• [Objective] Can you give all the records again without altering a single character?

----

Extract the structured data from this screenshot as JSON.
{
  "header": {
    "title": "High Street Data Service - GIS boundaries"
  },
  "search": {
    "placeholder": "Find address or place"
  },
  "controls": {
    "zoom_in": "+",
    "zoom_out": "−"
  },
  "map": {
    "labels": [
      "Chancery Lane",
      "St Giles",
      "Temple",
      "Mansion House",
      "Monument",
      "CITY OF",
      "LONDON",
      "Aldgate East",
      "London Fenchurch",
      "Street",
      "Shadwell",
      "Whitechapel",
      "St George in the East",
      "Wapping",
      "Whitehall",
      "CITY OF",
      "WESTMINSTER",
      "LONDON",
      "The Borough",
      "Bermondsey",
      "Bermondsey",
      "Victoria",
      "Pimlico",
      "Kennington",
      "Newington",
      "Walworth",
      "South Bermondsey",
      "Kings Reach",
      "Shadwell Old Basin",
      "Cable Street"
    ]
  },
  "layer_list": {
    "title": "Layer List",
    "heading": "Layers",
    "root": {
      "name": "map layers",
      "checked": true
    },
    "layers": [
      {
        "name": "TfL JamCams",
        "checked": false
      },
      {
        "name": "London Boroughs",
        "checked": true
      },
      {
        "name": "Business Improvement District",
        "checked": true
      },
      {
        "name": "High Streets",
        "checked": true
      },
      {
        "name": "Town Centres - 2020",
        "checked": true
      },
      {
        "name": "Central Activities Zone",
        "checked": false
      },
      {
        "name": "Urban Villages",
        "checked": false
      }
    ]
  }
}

----

• [Complete response]
Extract the structured data from this screenshot as JSON.
{
  "header": {
    "title": "High Street Data Service - GIS boundaries"
  },
  "search": {
    "placeholder": "Find address or place"
  },
  "controls": {
    "zoom_in": "+",
    "zoom_out": "−"
  },
  "map": {
    "labels": [
      "Chancery Lane",
      "St Giles",
      "Temple",
      "Mansion House",
      "Monument",
      "CITY OF",
      "LONDON",
      "Aldgate East",
      "London Fenchurch",
      "Street",
      "Shadwell",
      "Whitechapel",
      "St George in the East",
      "Wapping",
      "Whitehall",
      "CITY OF",
      "WESTMINSTER",
      "LONDON",
      "The Borough",
      "Bermondsey",
      "Bermondsey",
      "Victoria",
      "Pimlico",
      "Kennington",
      "Newington",
      "Walworth",
      "South Bermondsey",
      "Kings Reach",
      "Shadwell Old Basin",
      "Cable Street"
    ]
  },
  "layer_list": {
    "title": "Layer List",
    "heading": "Layers",
    "root": {
      "name": "map layers",
      "checked": true
    },
    "layers": [
      {
        "name": "TfL JamCams",
        "checked": false
      },
      {
        "name": "London Boroughs",
        "checked": true
      },
      {
        "name": "Business Improvement District",
        "checked": true
      },
      {
        "name": "High Streets",
        "checked": true
      },
      {
        "name": "Town Centres - 2020",
        "checked": true
      },
      {
        "name": "Central Activities Zone",
        "checked": false
      },
      {
        "name": "Urban Villages",
        "checked": false
      }
    ]
  }
}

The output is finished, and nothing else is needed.